*PAGE EXCERPT:*
........
Her enthusiasm was also fired by her chemistry teacher, who she considers a role model.
"I remember once when a British boy came to school, my chemistry teacher picked me to help translate lessons for him," she said.
"While she was doing the experiments, I helped her and the boy communicate. She was so proud of me and told other teachers and the principal. I have to credit my success to them."
For Leena's mother, Neama, the teachers' influence went beyond education, helping make her daughter a humble person.
"Her teachers were like her parents at school, she often says," her mother said. "Their affectionate approach has made her a kind and respectful child, too."
At one point, Leena contemplated being a teacher herself. "If that is the way a teacher is, I thought it would be great to be one - affecting the life of so many students that way," she said.
........
*DATASET:*

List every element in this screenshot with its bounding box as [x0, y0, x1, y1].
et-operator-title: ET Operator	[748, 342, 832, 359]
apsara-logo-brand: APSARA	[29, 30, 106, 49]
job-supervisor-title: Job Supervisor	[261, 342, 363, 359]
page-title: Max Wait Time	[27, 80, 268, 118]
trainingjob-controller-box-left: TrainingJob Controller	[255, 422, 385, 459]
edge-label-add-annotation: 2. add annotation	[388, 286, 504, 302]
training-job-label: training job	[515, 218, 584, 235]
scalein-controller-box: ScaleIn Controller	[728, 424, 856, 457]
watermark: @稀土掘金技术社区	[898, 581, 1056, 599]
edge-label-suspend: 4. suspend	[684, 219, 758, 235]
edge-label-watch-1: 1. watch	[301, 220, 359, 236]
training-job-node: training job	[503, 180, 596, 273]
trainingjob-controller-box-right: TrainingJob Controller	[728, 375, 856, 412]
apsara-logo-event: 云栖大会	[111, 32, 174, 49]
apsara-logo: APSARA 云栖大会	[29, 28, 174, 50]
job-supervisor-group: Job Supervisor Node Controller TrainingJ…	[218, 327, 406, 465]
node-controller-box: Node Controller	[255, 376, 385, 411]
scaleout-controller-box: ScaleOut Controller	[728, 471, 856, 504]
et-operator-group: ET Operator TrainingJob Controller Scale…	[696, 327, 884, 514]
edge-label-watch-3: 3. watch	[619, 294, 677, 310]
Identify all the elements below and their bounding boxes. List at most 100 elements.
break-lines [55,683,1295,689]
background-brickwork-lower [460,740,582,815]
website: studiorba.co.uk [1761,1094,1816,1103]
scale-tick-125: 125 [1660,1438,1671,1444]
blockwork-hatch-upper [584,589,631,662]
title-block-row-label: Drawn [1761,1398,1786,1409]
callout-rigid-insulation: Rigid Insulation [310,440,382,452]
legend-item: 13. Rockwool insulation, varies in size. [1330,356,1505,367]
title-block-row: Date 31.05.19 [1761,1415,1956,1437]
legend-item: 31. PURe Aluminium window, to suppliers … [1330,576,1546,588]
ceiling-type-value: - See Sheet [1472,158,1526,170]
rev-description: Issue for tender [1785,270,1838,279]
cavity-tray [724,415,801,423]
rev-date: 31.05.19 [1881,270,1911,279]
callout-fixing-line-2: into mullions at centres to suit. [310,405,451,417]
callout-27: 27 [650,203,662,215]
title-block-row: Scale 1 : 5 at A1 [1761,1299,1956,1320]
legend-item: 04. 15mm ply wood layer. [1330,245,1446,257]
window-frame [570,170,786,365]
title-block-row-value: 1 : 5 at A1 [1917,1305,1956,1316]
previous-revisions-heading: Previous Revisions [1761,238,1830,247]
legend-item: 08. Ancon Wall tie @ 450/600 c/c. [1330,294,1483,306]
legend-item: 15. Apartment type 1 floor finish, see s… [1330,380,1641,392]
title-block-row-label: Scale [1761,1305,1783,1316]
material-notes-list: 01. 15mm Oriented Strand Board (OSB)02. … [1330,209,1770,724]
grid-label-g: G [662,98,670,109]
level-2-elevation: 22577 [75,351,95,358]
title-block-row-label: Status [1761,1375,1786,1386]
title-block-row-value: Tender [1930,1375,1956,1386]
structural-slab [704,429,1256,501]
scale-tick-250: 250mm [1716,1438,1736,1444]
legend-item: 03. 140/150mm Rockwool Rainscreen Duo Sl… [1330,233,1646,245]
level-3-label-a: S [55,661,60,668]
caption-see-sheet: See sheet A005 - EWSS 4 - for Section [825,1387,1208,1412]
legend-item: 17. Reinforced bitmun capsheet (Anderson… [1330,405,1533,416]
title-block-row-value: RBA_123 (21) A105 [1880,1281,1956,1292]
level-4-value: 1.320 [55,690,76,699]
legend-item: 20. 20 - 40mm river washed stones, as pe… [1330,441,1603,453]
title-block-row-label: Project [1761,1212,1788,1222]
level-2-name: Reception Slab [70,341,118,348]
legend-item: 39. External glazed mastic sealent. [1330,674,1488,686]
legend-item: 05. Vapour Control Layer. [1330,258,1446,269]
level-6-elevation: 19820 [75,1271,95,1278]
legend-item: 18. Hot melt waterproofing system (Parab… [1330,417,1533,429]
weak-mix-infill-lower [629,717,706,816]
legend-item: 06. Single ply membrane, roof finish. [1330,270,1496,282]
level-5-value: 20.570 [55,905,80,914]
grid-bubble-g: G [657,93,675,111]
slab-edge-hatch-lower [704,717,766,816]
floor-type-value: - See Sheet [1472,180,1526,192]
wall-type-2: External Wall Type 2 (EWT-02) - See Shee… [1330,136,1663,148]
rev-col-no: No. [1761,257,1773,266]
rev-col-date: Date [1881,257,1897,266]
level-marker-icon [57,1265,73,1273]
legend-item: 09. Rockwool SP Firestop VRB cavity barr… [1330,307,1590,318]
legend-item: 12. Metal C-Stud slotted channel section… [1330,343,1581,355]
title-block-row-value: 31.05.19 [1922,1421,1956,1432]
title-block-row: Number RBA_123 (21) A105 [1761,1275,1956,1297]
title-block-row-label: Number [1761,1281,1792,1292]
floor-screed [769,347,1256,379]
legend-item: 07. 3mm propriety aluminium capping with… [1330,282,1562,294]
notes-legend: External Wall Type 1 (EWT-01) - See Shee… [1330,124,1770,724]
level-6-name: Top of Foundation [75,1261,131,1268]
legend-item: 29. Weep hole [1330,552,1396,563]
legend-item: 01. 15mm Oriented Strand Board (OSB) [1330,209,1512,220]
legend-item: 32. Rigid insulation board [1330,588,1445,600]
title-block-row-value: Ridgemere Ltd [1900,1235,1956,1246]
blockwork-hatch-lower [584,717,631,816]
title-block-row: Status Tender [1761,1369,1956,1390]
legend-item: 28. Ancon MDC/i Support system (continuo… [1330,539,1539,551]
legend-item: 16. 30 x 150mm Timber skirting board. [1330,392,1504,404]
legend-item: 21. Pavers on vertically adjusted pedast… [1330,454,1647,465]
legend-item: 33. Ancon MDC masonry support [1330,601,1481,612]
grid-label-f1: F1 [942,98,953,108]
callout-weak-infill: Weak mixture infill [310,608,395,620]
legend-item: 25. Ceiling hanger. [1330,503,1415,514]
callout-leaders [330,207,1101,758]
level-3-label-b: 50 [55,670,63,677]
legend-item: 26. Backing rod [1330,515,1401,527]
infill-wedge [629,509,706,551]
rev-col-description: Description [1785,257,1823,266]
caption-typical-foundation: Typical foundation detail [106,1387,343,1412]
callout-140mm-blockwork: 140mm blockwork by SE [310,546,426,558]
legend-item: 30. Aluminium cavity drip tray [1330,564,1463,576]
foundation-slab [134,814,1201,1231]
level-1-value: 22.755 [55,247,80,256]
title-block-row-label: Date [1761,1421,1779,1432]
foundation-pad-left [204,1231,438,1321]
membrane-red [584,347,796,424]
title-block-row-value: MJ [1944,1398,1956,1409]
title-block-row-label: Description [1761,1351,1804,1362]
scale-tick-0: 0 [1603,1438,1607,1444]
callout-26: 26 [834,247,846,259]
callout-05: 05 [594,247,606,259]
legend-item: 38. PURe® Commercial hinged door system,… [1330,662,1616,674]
........
*THE TASKS:*
1 - According to the passage about Leena's teachers, what did her chemistry teacher choose her to do when a British boy came to school?
2 - Please copy the passage about Leena's teachers between "Her enthusiasm was" and "a humble person.", inclusive, renaming "chemistry teacher" as "science teacher" throughout.
3 - Carry the passage about Leena's teachers further, starting right after its last sentence.

*THE RESULTS:*
1 - Help translate lessons for him.

2 -
Her enthusiasm was also fired by her science teacher, who she considers a role model.
"I remember once when a British boy came to school, my science teacher picked me to help translate lessons for him," she said.
"While she was doing the experiments, I helped her and the boy communicate. She was so proud of me and told other teachers and the principal. I have to credit my success to them."
For Leena's mother, Neama, the teachers' influence went beyond education, helping make her daughter a humble person.

3 -
But her teachers pushed her to pursue her dream. "I know what they taught me will always stay with me, no matter what I do, and the culture they passed on, I will pass on to my children."
The Abu Dhabi Education Council (Adec) has also recognised teachers' contribution to their students' successes. At Emirates Palace hotel last night, 18 teachers from Abu Dhabi, Al Ain and Al Gharbia were due to be awarded Dh20,000 each by Sheikh Mansour bin Zayed, Deputy Prime Minister, Presidential Affairs Minister and deputy chairman of Adec.